--- STORED ROWS ---

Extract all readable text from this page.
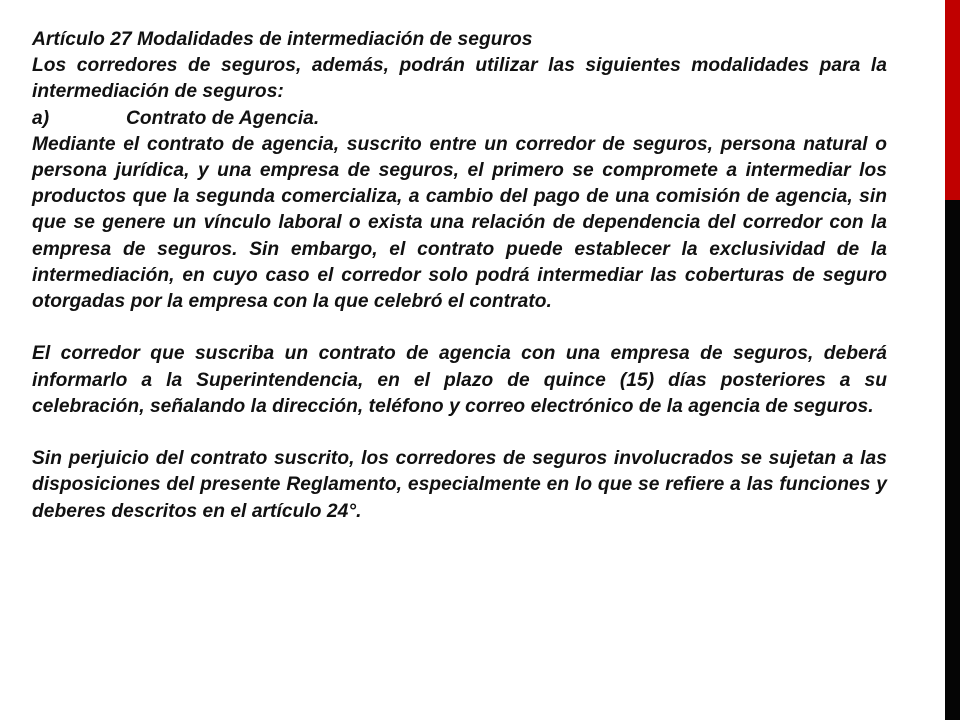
Artículo 27 Modalidades de intermediación de seguros

Los corredores de seguros, además, podrán utilizar las siguientes modalidades para la intermediación de seguros:

a)	Contrato de Agencia.

Mediante el contrato de agencia, suscrito entre un corredor de seguros, persona natural o persona jurídica, y una empresa de seguros, el primero se compromete a intermediar los productos que la segunda comercializa, a cambio del pago de una comisión de agencia, sin que se genere un vínculo laboral o exista una relación de dependencia del corredor con la empresa de seguros. Sin embargo, el contrato puede establecer la exclusividad de la intermediación, en cuyo caso el corredor solo podrá intermediar las coberturas de seguro otorgadas por la empresa con la que celebró el contrato.

El corredor que suscriba un contrato de agencia con una empresa de seguros, deberá informarlo a la Superintendencia, en el plazo de quince (15) días posteriores a su celebración, señalando la dirección, teléfono y correo electrónico de la agencia de seguros.

Sin perjuicio del contrato suscrito, los corredores de seguros involucrados se sujetan a las disposiciones del presente Reglamento, especialmente en lo que se refiere a las funciones y deberes descritos en el artículo 24°.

---

__SET PROBLEM__. Working from the material above, transcribe it exactly while omitting pictures.

__ANSWER FOR THE TASK__.
Extract all readable text from this page.
Artículo 27 Modalidades de intermediación de seguros

Los corredores de seguros, además, podrán utilizar las siguientes modalidades para la intermediación de seguros:

a)	Contrato de Agencia.

Mediante el contrato de agencia, suscrito entre un corredor de seguros, persona natural o persona jurídica, y una empresa de seguros, el primero se compromete a intermediar los productos que la segunda comercializa, a cambio del pago de una comisión de agencia, sin que se genere un vínculo laboral o exista una relación de dependencia del corredor con la empresa de seguros. Sin embargo, el contrato puede establecer la exclusividad de la intermediación, en cuyo caso el corredor solo podrá intermediar las coberturas de seguro otorgadas por la empresa con la que celebró el contrato.

El corredor que suscriba un contrato de agencia con una empresa de seguros, deberá informarlo a la Superintendencia, en el plazo de quince (15) días posteriores a su celebración, señalando la dirección, teléfono y correo electrónico de la agencia de seguros.

Sin perjuicio del contrato suscrito, los corredores de seguros involucrados se sujetan a las disposiciones del presente Reglamento, especialmente en lo que se refiere a las funciones y deberes descritos en el artículo 24°.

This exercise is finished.